Given exercise: Change "divider" to "separator" in the entries, starting at the first line and ending at the line that contains "188, 414, 208]", and give those lines back with nothing else altered.

────────────────

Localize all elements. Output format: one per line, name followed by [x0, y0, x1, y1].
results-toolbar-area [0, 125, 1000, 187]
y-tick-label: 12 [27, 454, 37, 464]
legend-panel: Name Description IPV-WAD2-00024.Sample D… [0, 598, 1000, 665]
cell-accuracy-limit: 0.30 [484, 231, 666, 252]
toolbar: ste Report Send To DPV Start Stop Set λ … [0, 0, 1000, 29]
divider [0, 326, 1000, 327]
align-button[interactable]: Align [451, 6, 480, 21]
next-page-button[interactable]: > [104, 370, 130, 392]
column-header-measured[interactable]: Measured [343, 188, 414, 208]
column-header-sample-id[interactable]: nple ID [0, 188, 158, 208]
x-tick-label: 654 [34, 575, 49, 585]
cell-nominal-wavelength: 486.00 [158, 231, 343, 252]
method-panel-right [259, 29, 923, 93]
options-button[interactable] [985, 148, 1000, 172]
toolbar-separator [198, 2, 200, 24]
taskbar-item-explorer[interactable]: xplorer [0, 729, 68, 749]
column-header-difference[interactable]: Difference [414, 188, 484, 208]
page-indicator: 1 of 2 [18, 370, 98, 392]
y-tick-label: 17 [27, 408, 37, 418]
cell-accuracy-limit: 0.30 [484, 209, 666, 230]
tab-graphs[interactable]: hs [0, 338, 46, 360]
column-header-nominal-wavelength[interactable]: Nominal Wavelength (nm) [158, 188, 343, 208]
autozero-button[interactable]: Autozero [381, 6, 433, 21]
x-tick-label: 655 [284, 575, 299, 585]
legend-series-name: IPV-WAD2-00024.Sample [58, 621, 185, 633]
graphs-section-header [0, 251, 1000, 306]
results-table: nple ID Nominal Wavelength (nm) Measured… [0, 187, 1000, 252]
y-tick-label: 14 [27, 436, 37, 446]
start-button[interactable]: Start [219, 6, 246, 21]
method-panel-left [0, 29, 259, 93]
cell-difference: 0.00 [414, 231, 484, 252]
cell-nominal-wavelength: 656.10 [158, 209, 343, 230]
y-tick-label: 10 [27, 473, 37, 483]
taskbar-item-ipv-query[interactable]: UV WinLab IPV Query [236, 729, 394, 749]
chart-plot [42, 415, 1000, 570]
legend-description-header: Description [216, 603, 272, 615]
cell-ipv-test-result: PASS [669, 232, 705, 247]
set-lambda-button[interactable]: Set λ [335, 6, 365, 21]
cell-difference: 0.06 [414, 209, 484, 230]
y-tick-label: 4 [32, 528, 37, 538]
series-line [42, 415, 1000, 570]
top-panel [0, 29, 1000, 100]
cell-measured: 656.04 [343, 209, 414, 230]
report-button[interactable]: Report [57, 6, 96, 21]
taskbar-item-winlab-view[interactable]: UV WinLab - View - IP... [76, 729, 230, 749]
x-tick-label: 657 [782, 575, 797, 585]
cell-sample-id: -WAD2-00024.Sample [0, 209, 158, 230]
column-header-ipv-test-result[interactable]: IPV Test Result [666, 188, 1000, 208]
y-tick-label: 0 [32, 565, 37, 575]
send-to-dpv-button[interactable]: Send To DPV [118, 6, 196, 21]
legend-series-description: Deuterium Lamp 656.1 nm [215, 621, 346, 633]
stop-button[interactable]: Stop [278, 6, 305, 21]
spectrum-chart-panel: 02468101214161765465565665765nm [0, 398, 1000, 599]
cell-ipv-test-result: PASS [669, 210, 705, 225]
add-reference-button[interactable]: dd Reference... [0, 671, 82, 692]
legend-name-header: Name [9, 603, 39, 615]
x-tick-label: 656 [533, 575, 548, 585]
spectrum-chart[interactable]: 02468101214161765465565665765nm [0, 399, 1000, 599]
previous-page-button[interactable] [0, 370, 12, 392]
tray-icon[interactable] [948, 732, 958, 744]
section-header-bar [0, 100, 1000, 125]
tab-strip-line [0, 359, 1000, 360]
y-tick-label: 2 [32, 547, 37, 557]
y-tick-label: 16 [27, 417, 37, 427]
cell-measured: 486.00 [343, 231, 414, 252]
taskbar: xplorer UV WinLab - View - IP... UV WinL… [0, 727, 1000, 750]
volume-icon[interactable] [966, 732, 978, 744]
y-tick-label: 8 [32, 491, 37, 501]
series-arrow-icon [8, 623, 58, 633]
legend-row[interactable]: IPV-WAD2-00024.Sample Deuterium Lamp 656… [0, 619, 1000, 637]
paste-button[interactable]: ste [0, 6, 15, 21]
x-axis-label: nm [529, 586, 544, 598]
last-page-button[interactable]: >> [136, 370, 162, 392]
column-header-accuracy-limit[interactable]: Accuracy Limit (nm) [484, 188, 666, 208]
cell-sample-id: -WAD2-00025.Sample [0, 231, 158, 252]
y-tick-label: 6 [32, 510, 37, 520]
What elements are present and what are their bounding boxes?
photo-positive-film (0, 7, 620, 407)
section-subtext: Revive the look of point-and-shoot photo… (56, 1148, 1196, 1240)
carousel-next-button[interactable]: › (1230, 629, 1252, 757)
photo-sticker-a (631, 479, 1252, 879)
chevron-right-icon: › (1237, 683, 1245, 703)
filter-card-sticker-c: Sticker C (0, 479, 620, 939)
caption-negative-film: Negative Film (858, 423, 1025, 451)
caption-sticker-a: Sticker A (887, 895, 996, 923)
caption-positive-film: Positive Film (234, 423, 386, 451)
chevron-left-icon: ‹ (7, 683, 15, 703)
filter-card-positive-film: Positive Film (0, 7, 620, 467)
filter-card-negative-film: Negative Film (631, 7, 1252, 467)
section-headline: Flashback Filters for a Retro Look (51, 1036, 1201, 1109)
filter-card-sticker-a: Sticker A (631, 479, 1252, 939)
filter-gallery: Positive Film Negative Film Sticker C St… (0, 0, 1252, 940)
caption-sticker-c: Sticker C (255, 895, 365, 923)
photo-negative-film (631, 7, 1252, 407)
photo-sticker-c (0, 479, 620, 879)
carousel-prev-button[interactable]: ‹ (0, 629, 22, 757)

────────────────

Complete answer:
Localize all elements. Output format: one per line, name followed by [x0, y0, x1, y1].
results-toolbar-area [0, 125, 1000, 187]
y-tick-label: 12 [27, 454, 37, 464]
legend-panel: Name Description IPV-WAD2-00024.Sample D… [0, 598, 1000, 665]
cell-accuracy-limit: 0.30 [484, 231, 666, 252]
toolbar: ste Report Send To DPV Start Stop Set λ … [0, 0, 1000, 29]
separator [0, 326, 1000, 327]
align-button[interactable]: Align [451, 6, 480, 21]
next-page-button[interactable]: > [104, 370, 130, 392]
column-header-measured[interactable]: Measured [343, 188, 414, 208]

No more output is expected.